AIM OF THE EXERCISE: Skip the images. Copy the records exactly as written.

_____

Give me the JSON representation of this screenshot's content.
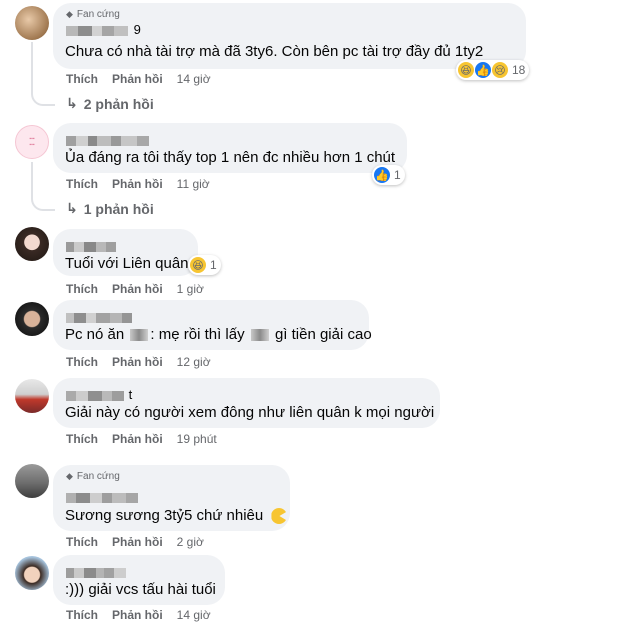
{
  "comments": [
    {
      "badge": "Fan cứng",
      "name_suffix": "9",
      "text": "Chưa có nhà tài trợ mà đã 3ty6. Còn bên pc tài trợ đầy đủ 1ty2",
      "like_label": "Thích",
      "reply_label": "Phản hồi",
      "time": "14 giờ",
      "reaction_count": "18",
      "reaction_icons": [
        "haha-icon",
        "like-icon",
        "sad-icon"
      ],
      "replies_label": "2 phản hồi"
    },
    {
      "text": "Ủa đáng ra tôi thấy top 1 nên đc nhiều hơn 1 chút",
      "like_label": "Thích",
      "reply_label": "Phản hồi",
      "time": "11 giờ",
      "reaction_count": "1",
      "reaction_icons": [
        "like-icon"
      ],
      "replies_label": "1 phản hồi"
    },
    {
      "text": "Tuổi với Liên quân",
      "like_label": "Thích",
      "reply_label": "Phản hồi",
      "time": "1 giờ",
      "reaction_count": "1",
      "reaction_icons": [
        "haha-icon"
      ]
    },
    {
      "text_before": "Pc nó ăn",
      "text_mid": ": mẹ rồi thì lấy",
      "text_after": "gì tiền giải cao",
      "like_label": "Thích",
      "reply_label": "Phản hồi",
      "time": "12 giờ"
    },
    {
      "name_suffix": "t",
      "text": "Giải này có người xem đông như liên quân k mọi người",
      "like_label": "Thích",
      "reply_label": "Phản hồi",
      "time": "19 phút"
    },
    {
      "badge": "Fan cứng",
      "text": "Sương sương 3tỷ5 chứ nhiêu",
      "like_label": "Thích",
      "reply_label": "Phản hồi",
      "time": "2 giờ"
    },
    {
      "text": ":))) giải vcs tấu hài tuổi",
      "like_label": "Thích",
      "reply_label": "Phản hồi",
      "time": "14 giờ"
    }
  ],
  "colors": {
    "bubble": "#f0f2f5",
    "secondary_text": "#65676b",
    "like_blue": "#1877f2",
    "haha_yellow": "#f7c531"
  }
}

_____

WORKED SOLUTION:
Give me the JSON representation of this screenshot's content.
{
  "comments": [
    {
      "badge": "Fan cứng",
      "name_suffix": "9",
      "text": "Chưa có nhà tài trợ mà đã 3ty6. Còn bên pc tài trợ đầy đủ 1ty2",
      "like_label": "Thích",
      "reply_label": "Phản hồi",
      "time": "14 giờ",
      "reaction_count": "18",
      "reaction_icons": [
        "haha-icon",
        "like-icon",
        "sad-icon"
      ],
      "replies_label": "2 phản hồi"
    },
    {
      "text": "Ủa đáng ra tôi thấy top 1 nên đc nhiều hơn 1 chút",
      "like_label": "Thích",
      "reply_label": "Phản hồi",
      "time": "11 giờ",
      "reaction_count": "1",
      "reaction_icons": [
        "like-icon"
      ],
      "replies_label": "1 phản hồi"
    },
    {
      "text": "Tuổi với Liên quân",
      "like_label": "Thích",
      "reply_label": "Phản hồi",
      "time": "1 giờ",
      "reaction_count": "1",
      "reaction_icons": [
        "haha-icon"
      ]
    },
    {
      "text_before": "Pc nó ăn",
      "text_mid": ": mẹ rồi thì lấy",
      "text_after": "gì tiền giải cao",
      "like_label": "Thích",
      "reply_label": "Phản hồi",
      "time": "12 giờ"
    },
    {
      "name_suffix": "t",
      "text": "Giải này có người xem đông như liên quân k mọi người",
      "like_label": "Thích",
      "reply_label": "Phản hồi",
      "time": "19 phút"
    },
    {
      "badge": "Fan cứng",
      "text": "Sương sương 3tỷ5 chứ nhiêu",
      "like_label": "Thích",
      "reply_label": "Phản hồi",
      "time": "2 giờ"
    },
    {
      "text": ":))) giải vcs tấu hài tuổi",
      "like_label": "Thích",
      "reply_label": "Phản hồi",
      "time": "14 giờ"
    }
  ],
  "colors": {
    "bubble": "#f0f2f5",
    "secondary_text": "#65676b",
    "like_blue": "#1877f2",
    "haha_yellow": "#f7c531"
  }
}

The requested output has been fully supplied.